Given information:
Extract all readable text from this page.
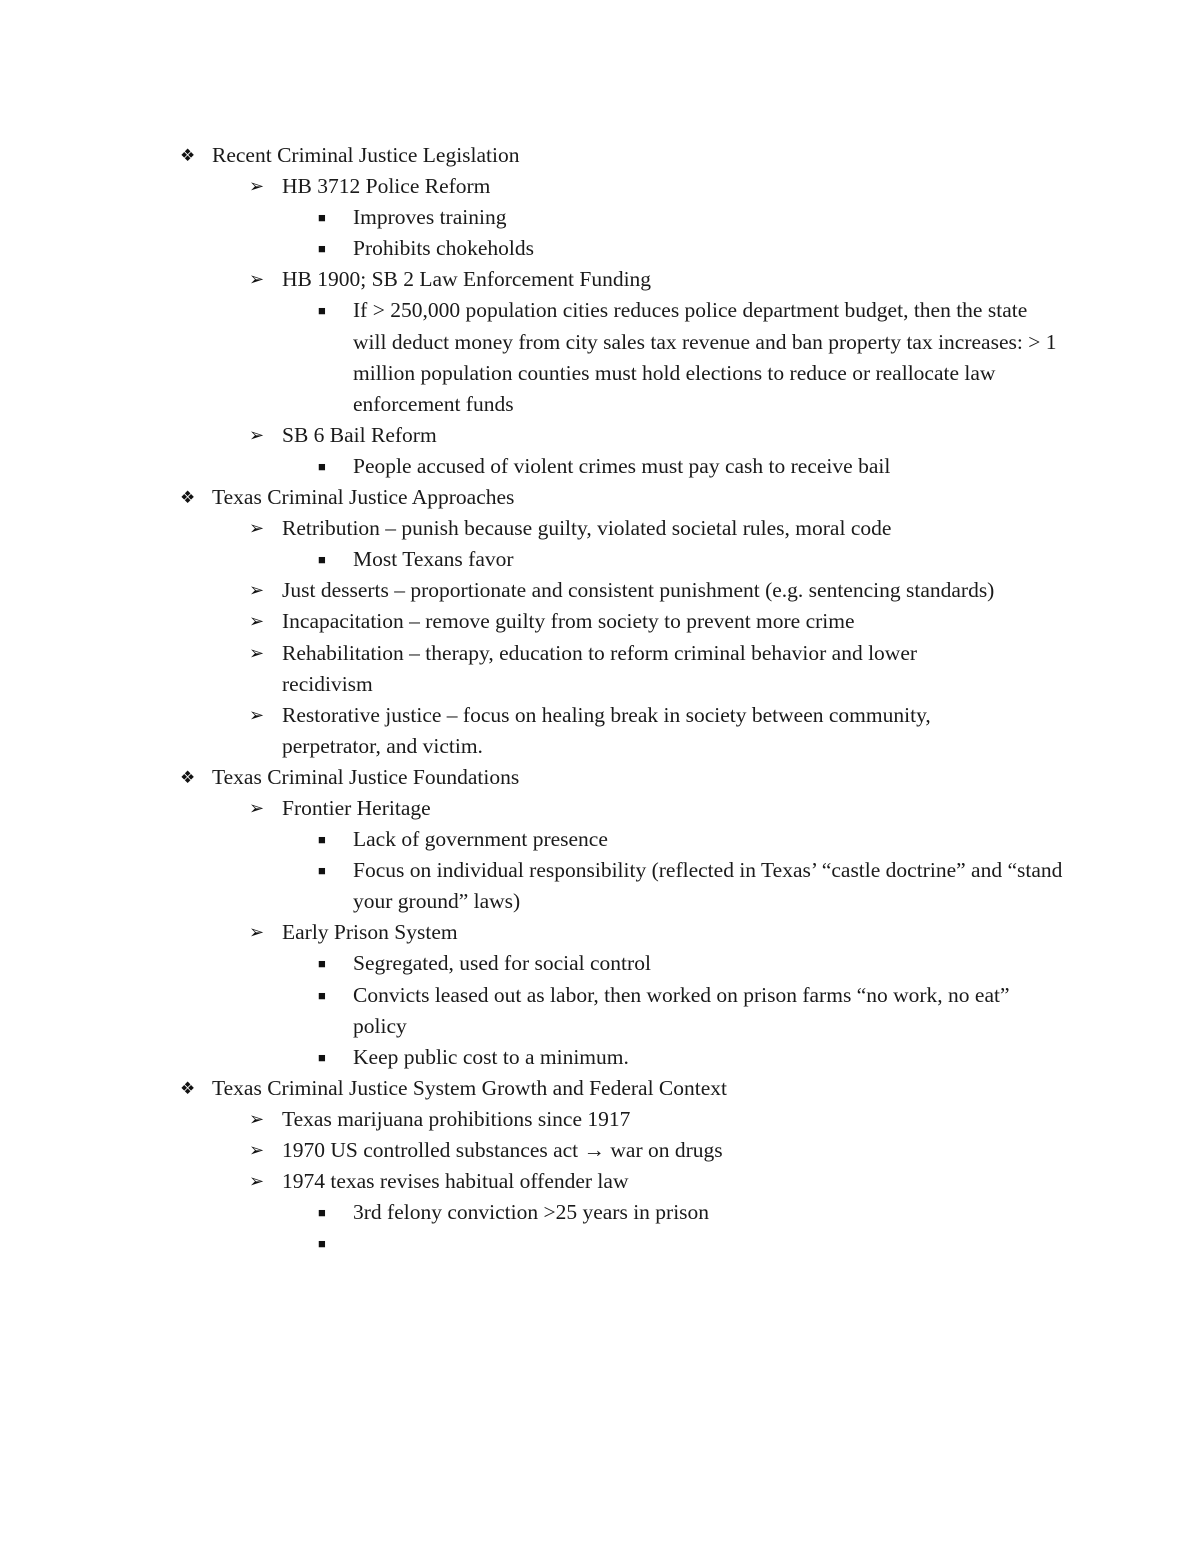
❖ Recent Criminal Justice Legislation
➢ HB 3712 Police Reform
■ Improves training
■ Prohibits chokeholds
➢ HB 1900; SB 2 Law Enforcement Funding
■ If > 250,000 population cities reduces police department budget, then the state will deduct money from city sales tax revenue and ban property tax increases: > 1 million population counties must hold elections to reduce or reallocate law enforcement funds
➢ SB 6 Bail Reform
■ People accused of violent crimes must pay cash to receive bail
❖ Texas Criminal Justice Approaches
➢ Retribution – punish because guilty, violated societal rules, moral code
■ Most Texans favor
➢ Just desserts – proportionate and consistent punishment (e.g. sentencing standards)
➢ Incapacitation – remove guilty from society to prevent more crime
➢ Rehabilitation – therapy, education to reform criminal behavior and lower recidivism
➢ Restorative justice – focus on healing break in society between community, perpetrator, and victim.
❖ Texas Criminal Justice Foundations
➢ Frontier Heritage
■ Lack of government presence
■ Focus on individual responsibility (reflected in Texas’ “castle doctrine” and “stand your ground” laws)
➢ Early Prison System
■ Segregated, used for social control
■ Convicts leased out as labor, then worked on prison farms “no work, no eat” policy
■ Keep public cost to a minimum.
❖ Texas Criminal Justice System Growth and Federal Context
➢ Texas marijuana prohibitions since 1917
➢ 1970 US controlled substances act → war on drugs
➢ 1974 texas revises habitual offender law
■ 3rd felony conviction >25 years in prison
■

Exercise aim: Show all lines in the entries above where the word "must" appears.

Answer to the exercise:
■ If > 250,000 population cities reduces police department budget, then the state will deduct money from city sales tax revenue and ban property tax increases: > 1 million population counties must hold elections to reduce or reallocate law enforcement funds
■ People accused of violent crimes must pay cash to receive bail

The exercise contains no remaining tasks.